* **Requirements**
Filter the entries that follow, copying every line in which the word "cases" appears.

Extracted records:
—————
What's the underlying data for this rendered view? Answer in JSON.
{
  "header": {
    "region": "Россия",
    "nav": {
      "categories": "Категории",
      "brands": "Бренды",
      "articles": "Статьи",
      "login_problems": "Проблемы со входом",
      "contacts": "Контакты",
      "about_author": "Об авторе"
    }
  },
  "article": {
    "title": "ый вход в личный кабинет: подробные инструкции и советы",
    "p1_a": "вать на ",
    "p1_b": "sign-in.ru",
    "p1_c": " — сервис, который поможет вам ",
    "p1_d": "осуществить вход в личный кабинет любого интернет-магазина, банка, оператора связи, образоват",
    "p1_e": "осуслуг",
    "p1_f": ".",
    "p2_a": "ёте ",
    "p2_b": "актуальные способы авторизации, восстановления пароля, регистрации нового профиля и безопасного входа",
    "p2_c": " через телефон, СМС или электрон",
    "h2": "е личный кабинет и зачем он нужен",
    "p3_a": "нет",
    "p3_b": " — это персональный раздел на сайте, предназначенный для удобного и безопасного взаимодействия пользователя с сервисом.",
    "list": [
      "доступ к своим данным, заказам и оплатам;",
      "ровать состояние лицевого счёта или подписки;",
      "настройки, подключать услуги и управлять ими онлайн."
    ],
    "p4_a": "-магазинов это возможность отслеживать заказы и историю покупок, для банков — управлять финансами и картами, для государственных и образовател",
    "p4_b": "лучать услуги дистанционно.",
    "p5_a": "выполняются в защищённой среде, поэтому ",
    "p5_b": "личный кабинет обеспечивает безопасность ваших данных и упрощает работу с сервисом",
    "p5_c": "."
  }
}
—————
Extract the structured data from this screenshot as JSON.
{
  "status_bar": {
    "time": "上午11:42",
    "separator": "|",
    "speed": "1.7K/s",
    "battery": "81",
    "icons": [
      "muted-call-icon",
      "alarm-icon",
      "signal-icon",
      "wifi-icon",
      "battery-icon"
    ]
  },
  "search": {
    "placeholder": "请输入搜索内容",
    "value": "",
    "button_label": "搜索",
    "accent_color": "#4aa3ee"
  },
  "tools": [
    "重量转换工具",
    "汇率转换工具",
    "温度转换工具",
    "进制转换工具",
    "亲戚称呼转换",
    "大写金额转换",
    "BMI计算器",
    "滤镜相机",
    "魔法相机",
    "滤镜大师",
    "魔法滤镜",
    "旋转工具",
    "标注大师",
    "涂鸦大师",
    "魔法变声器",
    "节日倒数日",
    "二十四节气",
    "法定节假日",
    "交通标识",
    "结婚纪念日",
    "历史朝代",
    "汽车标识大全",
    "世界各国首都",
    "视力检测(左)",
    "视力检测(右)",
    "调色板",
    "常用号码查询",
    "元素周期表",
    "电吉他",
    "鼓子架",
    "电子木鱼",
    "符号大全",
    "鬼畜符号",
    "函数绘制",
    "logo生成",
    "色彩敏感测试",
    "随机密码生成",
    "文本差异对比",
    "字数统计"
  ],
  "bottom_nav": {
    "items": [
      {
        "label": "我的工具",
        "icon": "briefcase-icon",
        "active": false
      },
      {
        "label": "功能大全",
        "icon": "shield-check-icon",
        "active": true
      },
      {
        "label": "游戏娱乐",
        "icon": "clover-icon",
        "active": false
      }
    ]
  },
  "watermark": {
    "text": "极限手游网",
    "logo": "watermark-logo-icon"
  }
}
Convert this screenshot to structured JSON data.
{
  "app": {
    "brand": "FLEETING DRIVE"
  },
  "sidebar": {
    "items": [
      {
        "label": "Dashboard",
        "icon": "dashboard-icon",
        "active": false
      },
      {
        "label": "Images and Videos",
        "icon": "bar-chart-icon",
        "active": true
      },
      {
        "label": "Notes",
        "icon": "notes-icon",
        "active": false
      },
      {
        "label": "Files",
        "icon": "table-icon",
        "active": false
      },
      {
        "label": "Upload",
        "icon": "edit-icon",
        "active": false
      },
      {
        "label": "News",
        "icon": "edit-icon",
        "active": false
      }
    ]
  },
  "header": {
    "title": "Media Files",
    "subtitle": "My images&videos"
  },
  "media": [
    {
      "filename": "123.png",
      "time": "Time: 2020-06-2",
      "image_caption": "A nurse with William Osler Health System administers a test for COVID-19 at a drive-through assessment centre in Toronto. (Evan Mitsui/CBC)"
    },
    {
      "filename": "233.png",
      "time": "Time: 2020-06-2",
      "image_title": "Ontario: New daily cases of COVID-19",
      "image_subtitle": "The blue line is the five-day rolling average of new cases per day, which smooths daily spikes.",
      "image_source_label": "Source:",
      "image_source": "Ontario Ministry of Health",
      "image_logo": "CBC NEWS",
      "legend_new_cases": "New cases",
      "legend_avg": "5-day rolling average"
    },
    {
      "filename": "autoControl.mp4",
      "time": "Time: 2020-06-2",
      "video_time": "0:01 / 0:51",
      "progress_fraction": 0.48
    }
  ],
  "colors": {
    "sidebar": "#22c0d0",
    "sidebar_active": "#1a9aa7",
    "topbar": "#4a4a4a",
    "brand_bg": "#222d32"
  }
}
—————
* **Task response**
      "image_title": "Ontario: New daily cases of COVID-19",
      "image_subtitle": "The blue line is the five-day rolling average of new cases per day, which smooths daily spikes.",
      "legend_new_cases": "New cases",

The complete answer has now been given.